■ What you should do ■
No images are to be carried over; print all other material exactly as it stands.

■ Data lines ■
★ ★ ★ ★ ★

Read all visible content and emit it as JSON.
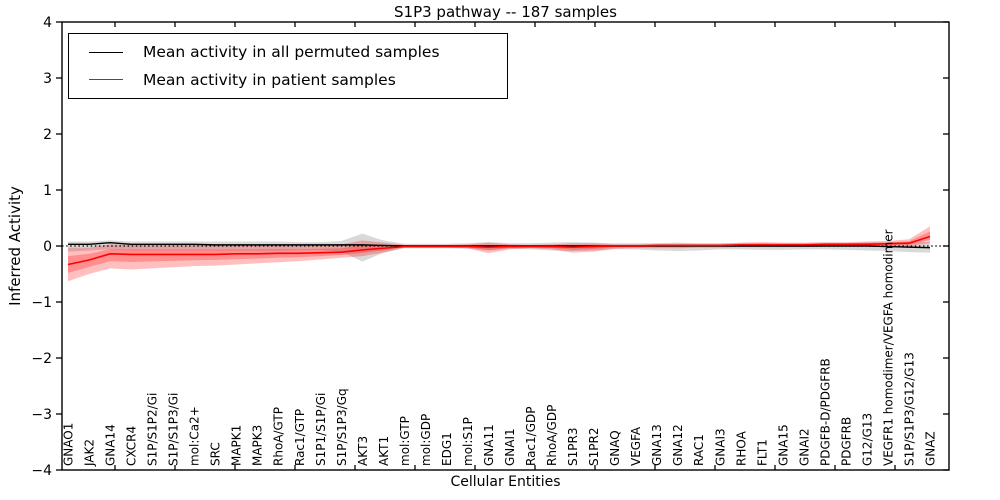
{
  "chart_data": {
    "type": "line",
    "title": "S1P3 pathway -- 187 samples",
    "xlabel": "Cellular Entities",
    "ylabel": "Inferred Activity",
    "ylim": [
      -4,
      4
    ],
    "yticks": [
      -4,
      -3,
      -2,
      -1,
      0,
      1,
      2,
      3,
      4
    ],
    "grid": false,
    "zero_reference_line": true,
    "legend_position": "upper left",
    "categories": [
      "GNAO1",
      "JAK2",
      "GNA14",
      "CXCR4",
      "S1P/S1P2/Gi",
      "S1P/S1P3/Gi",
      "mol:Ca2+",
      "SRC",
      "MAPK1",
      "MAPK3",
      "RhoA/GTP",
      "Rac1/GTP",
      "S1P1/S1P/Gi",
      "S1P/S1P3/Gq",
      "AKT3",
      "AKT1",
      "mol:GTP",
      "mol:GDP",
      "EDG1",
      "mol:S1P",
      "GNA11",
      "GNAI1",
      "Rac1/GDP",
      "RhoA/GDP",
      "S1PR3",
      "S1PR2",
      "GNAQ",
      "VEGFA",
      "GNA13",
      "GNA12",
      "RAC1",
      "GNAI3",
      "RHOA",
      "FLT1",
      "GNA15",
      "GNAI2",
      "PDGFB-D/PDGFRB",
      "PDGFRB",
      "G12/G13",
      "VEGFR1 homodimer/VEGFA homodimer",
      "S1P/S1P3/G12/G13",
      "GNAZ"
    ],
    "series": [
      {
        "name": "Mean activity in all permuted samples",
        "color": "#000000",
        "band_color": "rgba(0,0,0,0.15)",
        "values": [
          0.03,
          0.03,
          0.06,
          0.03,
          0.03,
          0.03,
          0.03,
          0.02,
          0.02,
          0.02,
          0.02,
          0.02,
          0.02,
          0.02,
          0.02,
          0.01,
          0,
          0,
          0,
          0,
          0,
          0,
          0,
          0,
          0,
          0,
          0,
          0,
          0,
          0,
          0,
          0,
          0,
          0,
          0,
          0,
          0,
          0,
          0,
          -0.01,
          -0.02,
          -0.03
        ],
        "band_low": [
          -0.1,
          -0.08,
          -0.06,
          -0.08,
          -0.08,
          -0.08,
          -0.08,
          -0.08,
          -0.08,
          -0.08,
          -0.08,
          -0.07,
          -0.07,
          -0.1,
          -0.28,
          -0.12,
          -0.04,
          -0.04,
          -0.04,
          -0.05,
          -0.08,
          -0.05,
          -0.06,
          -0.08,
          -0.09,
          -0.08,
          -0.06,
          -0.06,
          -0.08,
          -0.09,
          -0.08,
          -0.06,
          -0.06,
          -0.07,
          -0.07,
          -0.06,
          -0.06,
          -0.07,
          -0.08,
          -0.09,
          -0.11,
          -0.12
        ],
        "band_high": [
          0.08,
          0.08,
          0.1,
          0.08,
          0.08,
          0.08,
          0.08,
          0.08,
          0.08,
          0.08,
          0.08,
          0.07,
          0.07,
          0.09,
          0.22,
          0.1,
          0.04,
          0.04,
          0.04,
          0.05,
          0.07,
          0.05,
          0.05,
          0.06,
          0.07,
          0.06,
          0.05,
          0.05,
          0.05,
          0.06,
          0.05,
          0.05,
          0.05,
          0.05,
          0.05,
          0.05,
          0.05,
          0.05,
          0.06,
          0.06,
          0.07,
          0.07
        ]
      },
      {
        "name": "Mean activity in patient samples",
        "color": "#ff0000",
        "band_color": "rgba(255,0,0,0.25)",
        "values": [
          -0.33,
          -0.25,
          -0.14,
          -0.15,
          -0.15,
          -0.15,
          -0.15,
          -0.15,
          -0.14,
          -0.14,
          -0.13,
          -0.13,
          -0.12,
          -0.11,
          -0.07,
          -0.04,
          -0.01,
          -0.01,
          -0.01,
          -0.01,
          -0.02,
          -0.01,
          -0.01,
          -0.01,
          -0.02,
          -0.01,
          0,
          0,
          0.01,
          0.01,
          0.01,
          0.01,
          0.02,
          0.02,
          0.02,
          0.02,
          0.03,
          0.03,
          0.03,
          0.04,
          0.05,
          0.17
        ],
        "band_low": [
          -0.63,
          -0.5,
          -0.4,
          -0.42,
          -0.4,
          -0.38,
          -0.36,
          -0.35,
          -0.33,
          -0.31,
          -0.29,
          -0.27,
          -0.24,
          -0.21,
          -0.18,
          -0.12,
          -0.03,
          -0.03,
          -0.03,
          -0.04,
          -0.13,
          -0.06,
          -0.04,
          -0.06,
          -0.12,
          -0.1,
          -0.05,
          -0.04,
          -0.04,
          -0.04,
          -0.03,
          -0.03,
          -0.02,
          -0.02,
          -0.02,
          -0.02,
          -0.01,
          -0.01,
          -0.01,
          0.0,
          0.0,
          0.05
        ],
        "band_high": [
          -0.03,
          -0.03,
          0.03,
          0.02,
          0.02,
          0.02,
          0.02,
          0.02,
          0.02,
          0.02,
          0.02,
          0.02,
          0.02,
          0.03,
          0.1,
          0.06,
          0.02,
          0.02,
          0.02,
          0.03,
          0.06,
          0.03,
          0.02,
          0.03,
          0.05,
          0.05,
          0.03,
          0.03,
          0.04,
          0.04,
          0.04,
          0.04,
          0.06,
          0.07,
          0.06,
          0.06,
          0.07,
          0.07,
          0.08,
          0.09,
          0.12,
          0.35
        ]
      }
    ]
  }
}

★ ★ ★ ★ ★

■ Correct result ■
Read all visible content and emit it as JSON.
{
  "chart_data": {
    "type": "line",
    "title": "S1P3 pathway -- 187 samples",
    "xlabel": "Cellular Entities",
    "ylabel": "Inferred Activity",
    "ylim": [
      -4,
      4
    ],
    "yticks": [
      -4,
      -3,
      -2,
      -1,
      0,
      1,
      2,
      3,
      4
    ],
    "grid": false,
    "zero_reference_line": true,
    "legend_position": "upper left",
    "categories": [
      "GNAO1",
      "JAK2",
      "GNA14",
      "CXCR4",
      "S1P/S1P2/Gi",
      "S1P/S1P3/Gi",
      "mol:Ca2+",
      "SRC",
      "MAPK1",
      "MAPK3",
      "RhoA/GTP",
      "Rac1/GTP",
      "S1P1/S1P/Gi",
      "S1P/S1P3/Gq",
      "AKT3",
      "AKT1",
      "mol:GTP",
      "mol:GDP",
      "EDG1",
      "mol:S1P",
      "GNA11",
      "GNAI1",
      "Rac1/GDP",
      "RhoA/GDP",
      "S1PR3",
      "S1PR2",
      "GNAQ",
      "VEGFA",
      "GNA13",
      "GNA12",
      "RAC1",
      "GNAI3",
      "RHOA",
      "FLT1",
      "GNA15",
      "GNAI2",
      "PDGFB-D/PDGFRB",
      "PDGFRB",
      "G12/G13",
      "VEGFR1 homodimer/VEGFA homodimer",
      "S1P/S1P3/G12/G13",
      "GNAZ"
    ],
    "series": [
      {
        "name": "Mean activity in all permuted samples",
        "color": "#000000",
        "band_color": "rgba(0,0,0,0.15)",
        "values": [
          0.03,
          0.03,
          0.06,
          0.03,
          0.03,
          0.03,
          0.03,
          0.02,
          0.02,
          0.02,
          0.02,
          0.02,
          0.02,
          0.02,
          0.02,
          0.01,
          0,
          0,
          0,
          0,
          0,
          0,
          0,
          0,
          0,
          0,
          0,
          0,
          0,
          0,
          0,
          0,
          0,
          0,
          0,
          0,
          0,
          0,
          0,
          -0.01,
          -0.02,
          -0.03
        ],
        "band_low": [
          -0.1,
          -0.08,
          -0.06,
          -0.08,
          -0.08,
          -0.08,
          -0.08,
          -0.08,
          -0.08,
          -0.08,
          -0.08,
          -0.07,
          -0.07,
          -0.1,
          -0.28,
          -0.12,
          -0.04,
          -0.04,
          -0.04,
          -0.05,
          -0.08,
          -0.05,
          -0.06,
          -0.08,
          -0.09,
          -0.08,
          -0.06,
          -0.06,
          -0.08,
          -0.09,
          -0.08,
          -0.06,
          -0.06,
          -0.07,
          -0.07,
          -0.06,
          -0.06,
          -0.07,
          -0.08,
          -0.09,
          -0.11,
          -0.12
        ],
        "band_high": [
          0.08,
          0.08,
          0.1,
          0.08,
          0.08,
          0.08,
          0.08,
          0.08,
          0.08,
          0.08,
          0.08,
          0.07,
          0.07,
          0.09,
          0.22,
          0.1,
          0.04,
          0.04,
          0.04,
          0.05,
          0.07,
          0.05,
          0.05,
          0.06,
          0.07,
          0.06,
          0.05,
          0.05,
          0.05,
          0.06,
          0.05,
          0.05,
          0.05,
          0.05,
          0.05,
          0.05,
          0.05,
          0.05,
          0.06,
          0.06,
          0.07,
          0.07
        ]
      },
      {
        "name": "Mean activity in patient samples",
        "color": "#ff0000",
        "band_color": "rgba(255,0,0,0.25)",
        "values": [
          -0.33,
          -0.25,
          -0.14,
          -0.15,
          -0.15,
          -0.15,
          -0.15,
          -0.15,
          -0.14,
          -0.14,
          -0.13,
          -0.13,
          -0.12,
          -0.11,
          -0.07,
          -0.04,
          -0.01,
          -0.01,
          -0.01,
          -0.01,
          -0.02,
          -0.01,
          -0.01,
          -0.01,
          -0.02,
          -0.01,
          0,
          0,
          0.01,
          0.01,
          0.01,
          0.01,
          0.02,
          0.02,
          0.02,
          0.02,
          0.03,
          0.03,
          0.03,
          0.04,
          0.05,
          0.17
        ],
        "band_low": [
          -0.63,
          -0.5,
          -0.4,
          -0.42,
          -0.4,
          -0.38,
          -0.36,
          -0.35,
          -0.33,
          -0.31,
          -0.29,
          -0.27,
          -0.24,
          -0.21,
          -0.18,
          -0.12,
          -0.03,
          -0.03,
          -0.03,
          -0.04,
          -0.13,
          -0.06,
          -0.04,
          -0.06,
          -0.12,
          -0.1,
          -0.05,
          -0.04,
          -0.04,
          -0.04,
          -0.03,
          -0.03,
          -0.02,
          -0.02,
          -0.02,
          -0.02,
          -0.01,
          -0.01,
          -0.01,
          0.0,
          0.0,
          0.05
        ],
        "band_high": [
          -0.03,
          -0.03,
          0.03,
          0.02,
          0.02,
          0.02,
          0.02,
          0.02,
          0.02,
          0.02,
          0.02,
          0.02,
          0.02,
          0.03,
          0.1,
          0.06,
          0.02,
          0.02,
          0.02,
          0.03,
          0.06,
          0.03,
          0.02,
          0.03,
          0.05,
          0.05,
          0.03,
          0.03,
          0.04,
          0.04,
          0.04,
          0.04,
          0.06,
          0.07,
          0.06,
          0.06,
          0.07,
          0.07,
          0.08,
          0.09,
          0.12,
          0.35
        ]
      }
    ]
  }
}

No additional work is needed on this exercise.